### EXERCISE DESCRIPTION
Copy each line of the entries beneath that contains the word "Sommer".

— start EXERCISE INPUT —

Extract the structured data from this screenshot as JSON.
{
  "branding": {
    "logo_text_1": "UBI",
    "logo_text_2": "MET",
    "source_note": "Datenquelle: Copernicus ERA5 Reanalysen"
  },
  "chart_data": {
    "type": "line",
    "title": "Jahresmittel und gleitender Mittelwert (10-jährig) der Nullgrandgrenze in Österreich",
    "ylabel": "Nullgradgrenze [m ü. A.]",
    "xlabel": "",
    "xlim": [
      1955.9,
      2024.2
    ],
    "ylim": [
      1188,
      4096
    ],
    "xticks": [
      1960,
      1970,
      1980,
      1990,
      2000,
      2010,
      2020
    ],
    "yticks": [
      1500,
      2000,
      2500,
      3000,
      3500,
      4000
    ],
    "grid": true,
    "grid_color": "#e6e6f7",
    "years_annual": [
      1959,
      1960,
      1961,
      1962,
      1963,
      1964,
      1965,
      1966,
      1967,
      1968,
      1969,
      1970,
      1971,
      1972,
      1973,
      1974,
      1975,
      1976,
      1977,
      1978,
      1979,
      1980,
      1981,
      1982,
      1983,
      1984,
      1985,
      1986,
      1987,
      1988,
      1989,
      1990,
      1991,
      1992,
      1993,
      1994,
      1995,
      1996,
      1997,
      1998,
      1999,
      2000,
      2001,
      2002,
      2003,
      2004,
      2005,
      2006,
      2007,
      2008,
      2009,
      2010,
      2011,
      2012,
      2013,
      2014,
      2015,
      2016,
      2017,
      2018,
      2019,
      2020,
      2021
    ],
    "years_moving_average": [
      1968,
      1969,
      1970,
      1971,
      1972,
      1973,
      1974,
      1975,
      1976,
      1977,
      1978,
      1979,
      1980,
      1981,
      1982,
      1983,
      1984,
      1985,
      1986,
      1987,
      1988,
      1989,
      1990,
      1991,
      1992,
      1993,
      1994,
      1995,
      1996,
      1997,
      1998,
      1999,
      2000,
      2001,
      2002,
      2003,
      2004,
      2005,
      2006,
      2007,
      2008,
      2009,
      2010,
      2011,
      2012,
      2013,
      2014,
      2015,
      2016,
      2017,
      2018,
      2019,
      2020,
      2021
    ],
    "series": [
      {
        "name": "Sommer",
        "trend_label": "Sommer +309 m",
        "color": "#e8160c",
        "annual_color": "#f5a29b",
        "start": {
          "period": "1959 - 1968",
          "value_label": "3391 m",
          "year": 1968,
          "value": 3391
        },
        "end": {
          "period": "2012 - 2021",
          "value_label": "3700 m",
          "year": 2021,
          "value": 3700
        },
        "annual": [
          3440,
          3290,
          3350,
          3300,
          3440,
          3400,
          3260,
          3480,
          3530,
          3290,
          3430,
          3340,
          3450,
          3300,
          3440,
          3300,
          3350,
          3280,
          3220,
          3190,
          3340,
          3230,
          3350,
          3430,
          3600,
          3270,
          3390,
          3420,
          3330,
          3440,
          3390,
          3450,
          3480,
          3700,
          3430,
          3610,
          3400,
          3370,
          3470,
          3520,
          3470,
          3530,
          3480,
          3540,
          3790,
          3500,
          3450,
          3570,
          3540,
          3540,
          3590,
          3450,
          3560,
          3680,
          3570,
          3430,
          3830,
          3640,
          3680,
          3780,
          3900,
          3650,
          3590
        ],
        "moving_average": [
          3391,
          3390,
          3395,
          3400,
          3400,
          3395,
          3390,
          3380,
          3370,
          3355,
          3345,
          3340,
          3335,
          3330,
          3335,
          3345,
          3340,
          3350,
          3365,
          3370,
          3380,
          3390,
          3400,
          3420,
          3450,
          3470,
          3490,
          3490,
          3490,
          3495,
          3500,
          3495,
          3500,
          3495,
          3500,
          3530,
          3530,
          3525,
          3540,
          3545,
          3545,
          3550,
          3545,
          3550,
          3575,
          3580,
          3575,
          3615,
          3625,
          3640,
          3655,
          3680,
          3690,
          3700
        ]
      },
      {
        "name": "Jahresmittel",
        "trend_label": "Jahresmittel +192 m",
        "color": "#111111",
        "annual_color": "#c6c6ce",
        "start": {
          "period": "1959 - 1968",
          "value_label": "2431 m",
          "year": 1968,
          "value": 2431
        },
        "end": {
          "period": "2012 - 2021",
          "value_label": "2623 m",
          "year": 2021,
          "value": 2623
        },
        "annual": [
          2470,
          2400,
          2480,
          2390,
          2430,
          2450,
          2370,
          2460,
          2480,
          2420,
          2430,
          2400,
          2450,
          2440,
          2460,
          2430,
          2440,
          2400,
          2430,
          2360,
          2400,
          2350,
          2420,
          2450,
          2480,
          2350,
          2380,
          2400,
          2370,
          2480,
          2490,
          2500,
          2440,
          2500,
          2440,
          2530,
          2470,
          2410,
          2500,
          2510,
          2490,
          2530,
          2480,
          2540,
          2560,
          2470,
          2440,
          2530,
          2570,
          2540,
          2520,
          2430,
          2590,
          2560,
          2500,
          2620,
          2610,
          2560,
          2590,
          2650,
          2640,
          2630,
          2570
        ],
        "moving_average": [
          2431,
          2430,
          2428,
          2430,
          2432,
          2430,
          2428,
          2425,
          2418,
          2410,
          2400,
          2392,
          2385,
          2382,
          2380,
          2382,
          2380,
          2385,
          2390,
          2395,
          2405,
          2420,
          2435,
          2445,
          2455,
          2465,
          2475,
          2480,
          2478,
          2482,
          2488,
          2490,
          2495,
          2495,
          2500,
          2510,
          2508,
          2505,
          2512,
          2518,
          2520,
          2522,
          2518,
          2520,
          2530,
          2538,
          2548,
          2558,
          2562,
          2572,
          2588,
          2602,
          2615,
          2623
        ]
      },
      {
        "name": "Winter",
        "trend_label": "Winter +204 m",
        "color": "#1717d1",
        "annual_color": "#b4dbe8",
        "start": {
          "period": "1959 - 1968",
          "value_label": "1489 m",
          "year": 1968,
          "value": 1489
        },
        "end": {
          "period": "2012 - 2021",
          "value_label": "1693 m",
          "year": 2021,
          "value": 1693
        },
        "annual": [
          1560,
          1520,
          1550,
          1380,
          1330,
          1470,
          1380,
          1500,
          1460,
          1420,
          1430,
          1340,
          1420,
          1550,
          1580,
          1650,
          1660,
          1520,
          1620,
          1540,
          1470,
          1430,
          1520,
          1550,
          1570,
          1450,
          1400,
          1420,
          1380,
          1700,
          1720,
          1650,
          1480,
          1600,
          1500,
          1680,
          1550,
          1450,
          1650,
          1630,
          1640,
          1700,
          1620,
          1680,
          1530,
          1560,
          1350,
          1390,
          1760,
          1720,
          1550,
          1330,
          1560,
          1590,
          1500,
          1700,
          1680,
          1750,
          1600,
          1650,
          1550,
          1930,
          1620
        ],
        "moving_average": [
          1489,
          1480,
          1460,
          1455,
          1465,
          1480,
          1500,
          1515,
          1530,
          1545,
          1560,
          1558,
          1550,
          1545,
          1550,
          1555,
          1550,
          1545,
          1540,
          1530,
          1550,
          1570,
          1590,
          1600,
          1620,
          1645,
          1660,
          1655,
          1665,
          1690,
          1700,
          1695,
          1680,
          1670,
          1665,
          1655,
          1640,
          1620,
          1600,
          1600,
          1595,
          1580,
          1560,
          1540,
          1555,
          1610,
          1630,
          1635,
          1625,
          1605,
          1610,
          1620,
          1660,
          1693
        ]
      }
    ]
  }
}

— end EXERCISE INPUT —

### ANSWER IN FULL
        "name": "Sommer",
        "trend_label": "Sommer +309 m",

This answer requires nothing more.